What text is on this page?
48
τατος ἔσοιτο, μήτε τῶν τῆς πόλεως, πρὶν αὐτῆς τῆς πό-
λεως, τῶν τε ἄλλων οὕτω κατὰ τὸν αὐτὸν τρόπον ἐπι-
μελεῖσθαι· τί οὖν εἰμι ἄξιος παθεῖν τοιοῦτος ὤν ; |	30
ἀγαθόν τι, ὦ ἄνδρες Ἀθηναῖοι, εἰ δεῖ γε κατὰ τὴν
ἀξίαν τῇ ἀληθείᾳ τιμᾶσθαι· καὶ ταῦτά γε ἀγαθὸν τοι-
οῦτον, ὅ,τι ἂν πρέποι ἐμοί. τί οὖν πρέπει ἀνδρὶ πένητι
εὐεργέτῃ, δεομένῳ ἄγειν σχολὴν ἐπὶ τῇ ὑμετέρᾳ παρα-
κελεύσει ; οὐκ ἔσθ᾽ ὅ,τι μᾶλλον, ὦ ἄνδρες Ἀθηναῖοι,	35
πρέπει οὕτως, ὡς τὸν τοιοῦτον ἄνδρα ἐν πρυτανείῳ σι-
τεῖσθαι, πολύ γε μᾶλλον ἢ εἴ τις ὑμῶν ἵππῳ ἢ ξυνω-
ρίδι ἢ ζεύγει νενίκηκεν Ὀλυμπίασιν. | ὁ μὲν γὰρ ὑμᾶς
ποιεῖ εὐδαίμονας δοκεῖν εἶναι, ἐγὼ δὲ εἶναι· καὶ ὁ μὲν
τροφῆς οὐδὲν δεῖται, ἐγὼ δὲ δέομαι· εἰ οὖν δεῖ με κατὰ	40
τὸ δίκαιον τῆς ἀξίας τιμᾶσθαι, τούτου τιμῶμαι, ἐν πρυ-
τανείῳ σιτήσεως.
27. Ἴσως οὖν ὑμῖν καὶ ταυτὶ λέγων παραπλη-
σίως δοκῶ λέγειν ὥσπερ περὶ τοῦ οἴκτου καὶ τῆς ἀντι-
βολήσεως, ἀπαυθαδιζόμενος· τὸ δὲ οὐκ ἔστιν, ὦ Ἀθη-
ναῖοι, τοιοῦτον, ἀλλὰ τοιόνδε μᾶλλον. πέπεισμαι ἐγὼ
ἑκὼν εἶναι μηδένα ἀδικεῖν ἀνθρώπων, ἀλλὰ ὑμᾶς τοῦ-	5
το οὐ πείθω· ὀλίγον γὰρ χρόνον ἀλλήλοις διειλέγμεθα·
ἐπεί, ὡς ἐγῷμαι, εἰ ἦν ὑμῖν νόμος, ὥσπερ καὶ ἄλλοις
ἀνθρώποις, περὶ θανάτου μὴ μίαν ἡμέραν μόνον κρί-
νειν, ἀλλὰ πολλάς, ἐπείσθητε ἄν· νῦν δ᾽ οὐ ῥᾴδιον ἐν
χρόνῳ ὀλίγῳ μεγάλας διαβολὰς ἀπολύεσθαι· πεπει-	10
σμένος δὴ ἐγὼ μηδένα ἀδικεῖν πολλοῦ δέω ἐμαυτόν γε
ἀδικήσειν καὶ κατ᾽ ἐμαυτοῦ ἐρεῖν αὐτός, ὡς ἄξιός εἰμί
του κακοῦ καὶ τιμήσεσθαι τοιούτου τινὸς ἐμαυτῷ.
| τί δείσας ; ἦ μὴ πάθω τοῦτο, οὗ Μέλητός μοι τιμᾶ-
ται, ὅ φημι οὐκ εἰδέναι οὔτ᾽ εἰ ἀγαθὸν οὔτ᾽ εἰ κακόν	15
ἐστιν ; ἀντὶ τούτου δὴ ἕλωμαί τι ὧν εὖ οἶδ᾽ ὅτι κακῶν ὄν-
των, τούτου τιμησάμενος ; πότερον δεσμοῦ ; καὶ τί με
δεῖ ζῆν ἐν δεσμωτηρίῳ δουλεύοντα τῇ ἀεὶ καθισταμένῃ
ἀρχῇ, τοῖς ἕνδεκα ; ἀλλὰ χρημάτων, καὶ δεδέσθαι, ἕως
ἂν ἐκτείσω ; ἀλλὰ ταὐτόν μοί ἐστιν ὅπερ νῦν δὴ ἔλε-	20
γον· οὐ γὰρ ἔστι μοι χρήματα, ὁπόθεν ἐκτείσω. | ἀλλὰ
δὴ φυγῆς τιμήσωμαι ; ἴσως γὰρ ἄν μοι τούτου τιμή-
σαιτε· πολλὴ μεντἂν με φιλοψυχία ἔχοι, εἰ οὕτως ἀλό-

.....

What needs to be done: Output all of the material exactly as written.

Completed exercise:
What text is on this page?
48
τατος ἔσοιτο, μήτε τῶν τῆς πόλεως, πρὶν αὐτῆς τῆς πό-
λεως, τῶν τε ἄλλων οὕτω κατὰ τὸν αὐτὸν τρόπον ἐπι-
μελεῖσθαι· τί οὖν εἰμι ἄξιος παθεῖν τοιοῦτος ὤν ; |	30
ἀγαθόν τι, ὦ ἄνδρες Ἀθηναῖοι, εἰ δεῖ γε κατὰ τὴν
ἀξίαν τῇ ἀληθείᾳ τιμᾶσθαι· καὶ ταῦτά γε ἀγαθὸν τοι-
οῦτον, ὅ,τι ἂν πρέποι ἐμοί. τί οὖν πρέπει ἀνδρὶ πένητι
εὐεργέτῃ, δεομένῳ ἄγειν σχολὴν ἐπὶ τῇ ὑμετέρᾳ παρα-
κελεύσει ; οὐκ ἔσθ᾽ ὅ,τι μᾶλλον, ὦ ἄνδρες Ἀθηναῖοι,	35
πρέπει οὕτως, ὡς τὸν τοιοῦτον ἄνδρα ἐν πρυτανείῳ σι-
τεῖσθαι, πολύ γε μᾶλλον ἢ εἴ τις ὑμῶν ἵππῳ ἢ ξυνω-
ρίδι ἢ ζεύγει νενίκηκεν Ὀλυμπίασιν. | ὁ μὲν γὰρ ὑμᾶς
ποιεῖ εὐδαίμονας δοκεῖν εἶναι, ἐγὼ δὲ εἶναι· καὶ ὁ μὲν
τροφῆς οὐδὲν δεῖται, ἐγὼ δὲ δέομαι· εἰ οὖν δεῖ με κατὰ	40
τὸ δίκαιον τῆς ἀξίας τιμᾶσθαι, τούτου τιμῶμαι, ἐν πρυ-
τανείῳ σιτήσεως.
27. Ἴσως οὖν ὑμῖν καὶ ταυτὶ λέγων παραπλη-
σίως δοκῶ λέγειν ὥσπερ περὶ τοῦ οἴκτου καὶ τῆς ἀντι-
βολήσεως, ἀπαυθαδιζόμενος· τὸ δὲ οὐκ ἔστιν, ὦ Ἀθη-
ναῖοι, τοιοῦτον, ἀλλὰ τοιόνδε μᾶλλον. πέπεισμαι ἐγὼ
ἑκὼν εἶναι μηδένα ἀδικεῖν ἀνθρώπων, ἀλλὰ ὑμᾶς τοῦ-	5
το οὐ πείθω· ὀλίγον γὰρ χρόνον ἀλλήλοις διειλέγμεθα·
ἐπεί, ὡς ἐγῷμαι, εἰ ἦν ὑμῖν νόμος, ὥσπερ καὶ ἄλλοις
ἀνθρώποις, περὶ θανάτου μὴ μίαν ἡμέραν μόνον κρί-
νειν, ἀλλὰ πολλάς, ἐπείσθητε ἄν· νῦν δ᾽ οὐ ῥᾴδιον ἐν
χρόνῳ ὀλίγῳ μεγάλας διαβολὰς ἀπολύεσθαι· πεπει-	10
σμένος δὴ ἐγὼ μηδένα ἀδικεῖν πολλοῦ δέω ἐμαυτόν γε
ἀδικήσειν καὶ κατ᾽ ἐμαυτοῦ ἐρεῖν αὐτός, ὡς ἄξιός εἰμί
του κακοῦ καὶ τιμήσεσθαι τοιούτου τινὸς ἐμαυτῷ.
| τί δείσας ; ἦ μὴ πάθω τοῦτο, οὗ Μέλητός μοι τιμᾶ-
ται, ὅ φημι οὐκ εἰδέναι οὔτ᾽ εἰ ἀγαθὸν οὔτ᾽ εἰ κακόν	15
ἐστιν ; ἀντὶ τούτου δὴ ἕλωμαί τι ὧν εὖ οἶδ᾽ ὅτι κακῶν ὄν-
των, τούτου τιμησάμενος ; πότερον δεσμοῦ ; καὶ τί με
δεῖ ζῆν ἐν δεσμωτηρίῳ δουλεύοντα τῇ ἀεὶ καθισταμένῃ
ἀρχῇ, τοῖς ἕνδεκα ; ἀλλὰ χρημάτων, καὶ δεδέσθαι, ἕως
ἂν ἐκτείσω ; ἀλλὰ ταὐτόν μοί ἐστιν ὅπερ νῦν δὴ ἔλε-	20
γον· οὐ γὰρ ἔστι μοι χρήματα, ὁπόθεν ἐκτείσω. | ἀλλὰ
δὴ φυγῆς τιμήσωμαι ; ἴσως γὰρ ἄν μοι τούτου τιμή-
σαιτε· πολλὴ μεντἂν με φιλοψυχία ἔχοι, εἰ οὕτως ἀλό-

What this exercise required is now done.